═════ Dataset extract
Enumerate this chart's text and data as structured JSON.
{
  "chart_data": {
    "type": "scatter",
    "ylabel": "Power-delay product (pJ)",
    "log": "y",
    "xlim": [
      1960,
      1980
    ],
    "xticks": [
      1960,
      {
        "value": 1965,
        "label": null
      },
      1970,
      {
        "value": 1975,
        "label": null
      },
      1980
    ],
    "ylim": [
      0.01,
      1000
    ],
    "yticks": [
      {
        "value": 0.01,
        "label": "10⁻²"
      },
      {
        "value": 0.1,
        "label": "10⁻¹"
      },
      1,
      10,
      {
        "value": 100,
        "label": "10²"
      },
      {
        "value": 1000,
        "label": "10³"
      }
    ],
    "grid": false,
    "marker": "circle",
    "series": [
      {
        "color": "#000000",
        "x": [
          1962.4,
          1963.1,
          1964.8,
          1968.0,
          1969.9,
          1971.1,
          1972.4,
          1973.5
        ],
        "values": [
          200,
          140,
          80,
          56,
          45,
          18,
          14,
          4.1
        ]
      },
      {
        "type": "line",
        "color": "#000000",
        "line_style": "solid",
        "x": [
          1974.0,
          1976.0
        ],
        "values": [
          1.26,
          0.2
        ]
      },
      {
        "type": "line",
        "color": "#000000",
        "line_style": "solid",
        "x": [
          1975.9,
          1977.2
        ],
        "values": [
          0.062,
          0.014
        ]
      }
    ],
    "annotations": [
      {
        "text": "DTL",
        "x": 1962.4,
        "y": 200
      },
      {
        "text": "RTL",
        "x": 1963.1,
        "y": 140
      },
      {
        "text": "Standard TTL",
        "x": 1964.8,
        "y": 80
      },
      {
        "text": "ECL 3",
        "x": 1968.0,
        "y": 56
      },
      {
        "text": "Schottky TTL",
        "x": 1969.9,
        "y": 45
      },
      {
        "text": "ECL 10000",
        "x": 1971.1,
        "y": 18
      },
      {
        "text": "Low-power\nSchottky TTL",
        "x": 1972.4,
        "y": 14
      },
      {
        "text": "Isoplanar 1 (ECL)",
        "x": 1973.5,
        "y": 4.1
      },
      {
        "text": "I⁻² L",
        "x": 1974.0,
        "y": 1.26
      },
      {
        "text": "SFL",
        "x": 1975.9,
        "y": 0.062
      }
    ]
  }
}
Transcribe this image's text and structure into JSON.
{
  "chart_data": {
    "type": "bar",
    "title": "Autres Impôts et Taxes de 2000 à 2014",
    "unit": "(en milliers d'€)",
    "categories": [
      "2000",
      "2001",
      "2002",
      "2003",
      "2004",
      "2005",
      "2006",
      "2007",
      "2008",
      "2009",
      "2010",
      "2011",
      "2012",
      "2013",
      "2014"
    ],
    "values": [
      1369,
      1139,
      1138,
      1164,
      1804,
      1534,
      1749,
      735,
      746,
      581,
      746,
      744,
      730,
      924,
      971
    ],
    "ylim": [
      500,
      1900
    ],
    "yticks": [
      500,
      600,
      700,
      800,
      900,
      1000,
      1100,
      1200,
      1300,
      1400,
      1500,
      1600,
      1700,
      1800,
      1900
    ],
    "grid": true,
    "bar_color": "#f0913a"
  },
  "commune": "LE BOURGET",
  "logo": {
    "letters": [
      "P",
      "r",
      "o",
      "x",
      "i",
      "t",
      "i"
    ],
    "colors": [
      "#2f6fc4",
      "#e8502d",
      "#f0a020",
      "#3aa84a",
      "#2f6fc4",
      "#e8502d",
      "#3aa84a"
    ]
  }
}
══════════
Return each entry from above without altering a single character.

* [Task output]
Enumerate this chart's text and data as structured JSON.
{
  "chart_data": {
    "type": "scatter",
    "ylabel": "Power-delay product (pJ)",
    "log": "y",
    "xlim": [
      1960,
      1980
    ],
    "xticks": [
      1960,
      {
        "value": 1965,
        "label": null
      },
      1970,
      {
        "value": 1975,
        "label": null
      },
      1980
    ],
    "ylim": [
      0.01,
      1000
    ],
    "yticks": [
      {
        "value": 0.01,
        "label": "10⁻²"
      },
      {
        "value": 0.1,
        "label": "10⁻¹"
      },
      1,
      10,
      {
        "value": 100,
        "label": "10²"
      },
      {
        "value": 1000,
        "label": "10³"
      }
    ],
    "grid": false,
    "marker": "circle",
    "series": [
      {
        "color": "#000000",
        "x": [
          1962.4,
          1963.1,
          1964.8,
          1968.0,
          1969.9,
          1971.1,
          1972.4,
          1973.5
        ],
        "values": [
          200,
          140,
          80,
          56,
          45,
          18,
          14,
          4.1
        ]
      },
      {
        "type": "line",
        "color": "#000000",
        "line_style": "solid",
        "x": [
          1974.0,
          1976.0
        ],
        "values": [
          1.26,
          0.2
        ]
      },
      {
        "type": "line",
        "color": "#000000",
        "line_style": "solid",
        "x": [
          1975.9,
          1977.2
        ],
        "values": [
          0.062,
          0.014
        ]
      }
    ],
    "annotations": [
      {
        "text": "DTL",
        "x": 1962.4,
        "y": 200
      },
      {
        "text": "RTL",
        "x": 1963.1,
        "y": 140
      },
      {
        "text": "Standard TTL",
        "x": 1964.8,
        "y": 80
      },
      {
        "text": "ECL 3",
        "x": 1968.0,
        "y": 56
      },
      {
        "text": "Schottky TTL",
        "x": 1969.9,
        "y": 45
      },
      {
        "text": "ECL 10000",
        "x": 1971.1,
        "y": 18
      },
      {
        "text": "Low-power\nSchottky TTL",
        "x": 1972.4,
        "y": 14
      },
      {
        "text": "Isoplanar 1 (ECL)",
        "x": 1973.5,
        "y": 4.1
      },
      {
        "text": "I⁻² L",
        "x": 1974.0,
        "y": 1.26
      },
      {
        "text": "SFL",
        "x": 1975.9,
        "y": 0.062
      }
    ]
  }
}
Transcribe this image's text and structure into JSON.
{
  "chart_data": {
    "type": "bar",
    "title": "Autres Impôts et Taxes de 2000 à 2014",
    "unit": "(en milliers d'€)",
    "categories": [
      "2000",
      "2001",
      "2002",
      "2003",
      "2004",
      "2005",
      "2006",
      "2007",
      "2008",
      "2009",
      "2010",
      "2011",
      "2012",
      "2013",
      "2014"
    ],
    "values": [
      1369,
      1139,
      1138,
      1164,
      1804,
      1534,
      1749,
      735,
      746,
      581,
      746,
      744,
      730,
      924,
      971
    ],
    "ylim": [
      500,
      1900
    ],
    "yticks": [
      500,
      600,
      700,
      800,
      900,
      1000,
      1100,
      1200,
      1300,
      1400,
      1500,
      1600,
      1700,
      1800,
      1900
    ],
    "grid": true,
    "bar_color": "#f0913a"
  },
  "commune": "LE BOURGET",
  "logo": {
    "letters": [
      "P",
      "r",
      "o",
      "x",
      "i",
      "t",
      "i"
    ],
    "colors": [
      "#2f6fc4",
      "#e8502d",
      "#f0a020",
      "#3aa84a",
      "#2f6fc4",
      "#e8502d",
      "#3aa84a"
    ]
  }
}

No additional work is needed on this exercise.